▶ Records provided:
/---

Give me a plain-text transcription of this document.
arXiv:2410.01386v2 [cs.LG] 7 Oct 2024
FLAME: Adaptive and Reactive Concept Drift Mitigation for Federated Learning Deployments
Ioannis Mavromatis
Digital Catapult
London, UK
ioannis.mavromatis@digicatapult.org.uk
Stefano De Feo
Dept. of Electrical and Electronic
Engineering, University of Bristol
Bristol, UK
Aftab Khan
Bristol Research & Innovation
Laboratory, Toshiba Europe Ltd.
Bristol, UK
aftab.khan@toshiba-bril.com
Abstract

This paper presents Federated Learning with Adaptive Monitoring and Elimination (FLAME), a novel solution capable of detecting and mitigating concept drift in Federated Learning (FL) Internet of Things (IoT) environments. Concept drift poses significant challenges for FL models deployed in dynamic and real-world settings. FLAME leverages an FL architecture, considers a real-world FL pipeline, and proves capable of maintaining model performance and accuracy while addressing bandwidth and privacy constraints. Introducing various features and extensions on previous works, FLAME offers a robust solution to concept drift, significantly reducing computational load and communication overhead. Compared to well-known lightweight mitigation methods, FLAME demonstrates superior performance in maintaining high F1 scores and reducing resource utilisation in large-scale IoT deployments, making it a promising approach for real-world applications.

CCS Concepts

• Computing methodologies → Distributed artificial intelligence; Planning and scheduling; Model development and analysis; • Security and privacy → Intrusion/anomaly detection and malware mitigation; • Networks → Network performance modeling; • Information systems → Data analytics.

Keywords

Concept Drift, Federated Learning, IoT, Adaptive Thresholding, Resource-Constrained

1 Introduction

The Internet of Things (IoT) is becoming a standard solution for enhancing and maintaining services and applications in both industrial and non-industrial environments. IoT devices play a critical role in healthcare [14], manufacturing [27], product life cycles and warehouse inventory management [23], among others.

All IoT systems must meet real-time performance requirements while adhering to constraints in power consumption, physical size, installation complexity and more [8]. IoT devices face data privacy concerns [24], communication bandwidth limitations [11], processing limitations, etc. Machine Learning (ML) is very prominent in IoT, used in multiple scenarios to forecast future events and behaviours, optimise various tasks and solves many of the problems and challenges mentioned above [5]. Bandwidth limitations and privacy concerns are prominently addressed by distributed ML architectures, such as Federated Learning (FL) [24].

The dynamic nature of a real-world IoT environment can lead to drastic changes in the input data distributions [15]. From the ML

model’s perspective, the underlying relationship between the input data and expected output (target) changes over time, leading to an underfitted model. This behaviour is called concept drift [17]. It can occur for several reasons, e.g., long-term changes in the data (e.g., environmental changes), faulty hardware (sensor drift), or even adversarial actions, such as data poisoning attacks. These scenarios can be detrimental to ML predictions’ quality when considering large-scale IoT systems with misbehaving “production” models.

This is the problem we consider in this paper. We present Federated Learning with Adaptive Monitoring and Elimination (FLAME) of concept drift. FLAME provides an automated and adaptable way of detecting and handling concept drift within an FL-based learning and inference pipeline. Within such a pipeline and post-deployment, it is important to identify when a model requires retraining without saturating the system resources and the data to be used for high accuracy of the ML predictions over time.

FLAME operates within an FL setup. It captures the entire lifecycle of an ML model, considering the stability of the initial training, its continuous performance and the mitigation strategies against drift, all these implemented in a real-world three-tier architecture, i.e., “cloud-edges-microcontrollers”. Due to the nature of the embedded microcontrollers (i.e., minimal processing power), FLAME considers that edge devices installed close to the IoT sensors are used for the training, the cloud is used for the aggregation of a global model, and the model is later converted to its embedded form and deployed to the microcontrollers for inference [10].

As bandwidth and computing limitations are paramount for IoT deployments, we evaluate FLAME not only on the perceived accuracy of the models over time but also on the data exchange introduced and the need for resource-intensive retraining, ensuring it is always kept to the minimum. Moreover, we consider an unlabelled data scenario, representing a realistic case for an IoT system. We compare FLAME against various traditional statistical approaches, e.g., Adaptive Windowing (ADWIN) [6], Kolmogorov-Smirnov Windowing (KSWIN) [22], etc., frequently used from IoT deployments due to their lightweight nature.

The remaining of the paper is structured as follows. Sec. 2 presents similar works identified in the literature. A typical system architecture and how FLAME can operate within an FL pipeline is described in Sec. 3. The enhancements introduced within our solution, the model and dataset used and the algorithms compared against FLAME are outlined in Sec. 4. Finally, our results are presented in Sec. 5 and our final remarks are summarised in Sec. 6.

\---

▶ Problem description: Reproduce each line of the material above precisely.

▶ Output:
Give me a plain-text transcription of this document.
arXiv:2410.01386v2 [cs.LG] 7 Oct 2024
FLAME: Adaptive and Reactive Concept Drift Mitigation for Federated Learning Deployments
Ioannis Mavromatis
Digital Catapult
London, UK
ioannis.mavromatis@digicatapult.org.uk
Stefano De Feo
Dept. of Electrical and Electronic
Engineering, University of Bristol
Bristol, UK
Aftab Khan
Bristol Research & Innovation
Laboratory, Toshiba Europe Ltd.
Bristol, UK
aftab.khan@toshiba-bril.com
Abstract

This paper presents Federated Learning with Adaptive Monitoring and Elimination (FLAME), a novel solution capable of detecting and mitigating concept drift in Federated Learning (FL) Internet of Things (IoT) environments. Concept drift poses significant challenges for FL models deployed in dynamic and real-world settings. FLAME leverages an FL architecture, considers a real-world FL pipeline, and proves capable of maintaining model performance and accuracy while addressing bandwidth and privacy constraints. Introducing various features and extensions on previous works, FLAME offers a robust solution to concept drift, significantly reducing computational load and communication overhead. Compared to well-known lightweight mitigation methods, FLAME demonstrates superior performance in maintaining high F1 scores and reducing resource utilisation in large-scale IoT deployments, making it a promising approach for real-world applications.

CCS Concepts

• Computing methodologies → Distributed artificial intelligence; Planning and scheduling; Model development and analysis; • Security and privacy → Intrusion/anomaly detection and malware mitigation; • Networks → Network performance modeling; • Information systems → Data analytics.

Keywords

Concept Drift, Federated Learning, IoT, Adaptive Thresholding, Resource-Constrained

1 Introduction

The Internet of Things (IoT) is becoming a standard solution for enhancing and maintaining services and applications in both industrial and non-industrial environments. IoT devices play a critical role in healthcare [14], manufacturing [27], product life cycles and warehouse inventory management [23], among others.

All IoT systems must meet real-time performance requirements while adhering to constraints in power consumption, physical size, installation complexity and more [8]. IoT devices face data privacy concerns [24], communication bandwidth limitations [11], processing limitations, etc. Machine Learning (ML) is very prominent in IoT, used in multiple scenarios to forecast future events and behaviours, optimise various tasks and solves many of the problems and challenges mentioned above [5]. Bandwidth limitations and privacy concerns are prominently addressed by distributed ML architectures, such as Federated Learning (FL) [24].

The dynamic nature of a real-world IoT environment can lead to drastic changes in the input data distributions [15]. From the ML

model’s perspective, the underlying relationship between the input data and expected output (target) changes over time, leading to an underfitted model. This behaviour is called concept drift [17]. It can occur for several reasons, e.g., long-term changes in the data (e.g., environmental changes), faulty hardware (sensor drift), or even adversarial actions, such as data poisoning attacks. These scenarios can be detrimental to ML predictions’ quality when considering large-scale IoT systems with misbehaving “production” models.

This is the problem we consider in this paper. We present Federated Learning with Adaptive Monitoring and Elimination (FLAME) of concept drift. FLAME provides an automated and adaptable way of detecting and handling concept drift within an FL-based learning and inference pipeline. Within such a pipeline and post-deployment, it is important to identify when a model requires retraining without saturating the system resources and the data to be used for high accuracy of the ML predictions over time.

FLAME operates within an FL setup. It captures the entire lifecycle of an ML model, considering the stability of the initial training, its continuous performance and the mitigation strategies against drift, all these implemented in a real-world three-tier architecture, i.e., “cloud-edges-microcontrollers”. Due to the nature of the embedded microcontrollers (i.e., minimal processing power), FLAME considers that edge devices installed close to the IoT sensors are used for the training, the cloud is used for the aggregation of a global model, and the model is later converted to its embedded form and deployed to the microcontrollers for inference [10].

As bandwidth and computing limitations are paramount for IoT deployments, we evaluate FLAME not only on the perceived accuracy of the models over time but also on the data exchange introduced and the need for resource-intensive retraining, ensuring it is always kept to the minimum. Moreover, we consider an unlabelled data scenario, representing a realistic case for an IoT system. We compare FLAME against various traditional statistical approaches, e.g., Adaptive Windowing (ADWIN) [6], Kolmogorov-Smirnov Windowing (KSWIN) [22], etc., frequently used from IoT deployments due to their lightweight nature.

The remaining of the paper is structured as follows. Sec. 2 presents similar works identified in the literature. A typical system architecture and how FLAME can operate within an FL pipeline is described in Sec. 3. The enhancements introduced within our solution, the model and dataset used and the algorithms compared against FLAME are outlined in Sec. 4. Finally, our results are presented in Sec. 5 and our final remarks are summarised in Sec. 6.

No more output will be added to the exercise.